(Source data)
————

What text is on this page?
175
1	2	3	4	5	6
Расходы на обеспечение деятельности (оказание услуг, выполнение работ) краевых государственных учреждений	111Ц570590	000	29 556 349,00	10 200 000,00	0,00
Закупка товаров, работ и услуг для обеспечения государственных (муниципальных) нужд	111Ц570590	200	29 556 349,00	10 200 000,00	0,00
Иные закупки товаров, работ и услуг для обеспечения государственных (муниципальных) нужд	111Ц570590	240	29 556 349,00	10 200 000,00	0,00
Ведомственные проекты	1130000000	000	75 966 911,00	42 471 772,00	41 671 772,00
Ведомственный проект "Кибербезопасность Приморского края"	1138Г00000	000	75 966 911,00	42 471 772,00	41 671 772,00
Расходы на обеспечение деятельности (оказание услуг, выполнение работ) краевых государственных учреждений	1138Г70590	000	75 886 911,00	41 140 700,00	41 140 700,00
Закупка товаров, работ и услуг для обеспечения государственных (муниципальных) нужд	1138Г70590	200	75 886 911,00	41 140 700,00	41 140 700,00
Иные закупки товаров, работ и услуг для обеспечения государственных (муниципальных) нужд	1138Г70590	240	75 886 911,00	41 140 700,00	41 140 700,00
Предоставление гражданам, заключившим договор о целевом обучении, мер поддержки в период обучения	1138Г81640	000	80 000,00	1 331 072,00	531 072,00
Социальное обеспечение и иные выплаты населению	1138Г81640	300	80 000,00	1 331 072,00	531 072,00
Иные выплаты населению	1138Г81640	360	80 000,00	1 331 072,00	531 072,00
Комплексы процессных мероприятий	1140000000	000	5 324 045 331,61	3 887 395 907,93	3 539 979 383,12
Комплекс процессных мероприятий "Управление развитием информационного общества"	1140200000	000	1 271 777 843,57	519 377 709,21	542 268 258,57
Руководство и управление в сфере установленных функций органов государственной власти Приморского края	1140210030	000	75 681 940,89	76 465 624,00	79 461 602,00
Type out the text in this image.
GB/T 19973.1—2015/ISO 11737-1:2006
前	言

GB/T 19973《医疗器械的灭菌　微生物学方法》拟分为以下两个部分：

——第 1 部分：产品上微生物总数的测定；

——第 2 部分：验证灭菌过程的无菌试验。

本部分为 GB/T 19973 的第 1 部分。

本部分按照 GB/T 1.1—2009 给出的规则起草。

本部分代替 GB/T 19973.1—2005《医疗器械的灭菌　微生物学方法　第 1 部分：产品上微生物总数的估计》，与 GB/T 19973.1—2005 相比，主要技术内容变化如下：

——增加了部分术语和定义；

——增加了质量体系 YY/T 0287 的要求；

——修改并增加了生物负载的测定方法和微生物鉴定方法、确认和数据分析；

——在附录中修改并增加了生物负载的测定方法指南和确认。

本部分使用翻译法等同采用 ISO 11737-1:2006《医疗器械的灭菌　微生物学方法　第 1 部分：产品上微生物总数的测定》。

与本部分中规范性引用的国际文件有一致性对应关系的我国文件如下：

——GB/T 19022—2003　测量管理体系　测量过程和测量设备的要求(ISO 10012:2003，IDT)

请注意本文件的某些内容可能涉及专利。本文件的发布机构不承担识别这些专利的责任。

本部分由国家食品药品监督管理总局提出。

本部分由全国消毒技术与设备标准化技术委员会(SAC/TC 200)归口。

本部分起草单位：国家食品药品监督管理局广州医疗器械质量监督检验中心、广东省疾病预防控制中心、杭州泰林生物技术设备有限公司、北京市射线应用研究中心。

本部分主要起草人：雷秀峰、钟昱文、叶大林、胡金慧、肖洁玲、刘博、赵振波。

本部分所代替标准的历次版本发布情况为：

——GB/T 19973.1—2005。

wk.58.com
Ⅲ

————

The request
Give back exactly the lines that run from the line with "Type out the text in this image." through the close of the material, counting both ends, and nothing more.

Final result
Type out the text in this image.
GB/T 19973.1—2015/ISO 11737-1:2006
前	言

GB/T 19973《医疗器械的灭菌　微生物学方法》拟分为以下两个部分：

——第 1 部分：产品上微生物总数的测定；

——第 2 部分：验证灭菌过程的无菌试验。

本部分为 GB/T 19973 的第 1 部分。

本部分按照 GB/T 1.1—2009 给出的规则起草。

本部分代替 GB/T 19973.1—2005《医疗器械的灭菌　微生物学方法　第 1 部分：产品上微生物总数的估计》，与 GB/T 19973.1—2005 相比，主要技术内容变化如下：

——增加了部分术语和定义；

——增加了质量体系 YY/T 0287 的要求；

——修改并增加了生物负载的测定方法和微生物鉴定方法、确认和数据分析；

——在附录中修改并增加了生物负载的测定方法指南和确认。

本部分使用翻译法等同采用 ISO 11737-1:2006《医疗器械的灭菌　微生物学方法　第 1 部分：产品上微生物总数的测定》。

与本部分中规范性引用的国际文件有一致性对应关系的我国文件如下：

——GB/T 19022—2003　测量管理体系　测量过程和测量设备的要求(ISO 10012:2003，IDT)

请注意本文件的某些内容可能涉及专利。本文件的发布机构不承担识别这些专利的责任。

本部分由国家食品药品监督管理总局提出。

本部分由全国消毒技术与设备标准化技术委员会(SAC/TC 200)归口。

本部分起草单位：国家食品药品监督管理局广州医疗器械质量监督检验中心、广东省疾病预防控制中心、杭州泰林生物技术设备有限公司、北京市射线应用研究中心。

本部分主要起草人：雷秀峰、钟昱文、叶大林、胡金慧、肖洁玲、刘博、赵振波。

本部分所代替标准的历次版本发布情况为：

——GB/T 19973.1—2005。

wk.58.com
Ⅲ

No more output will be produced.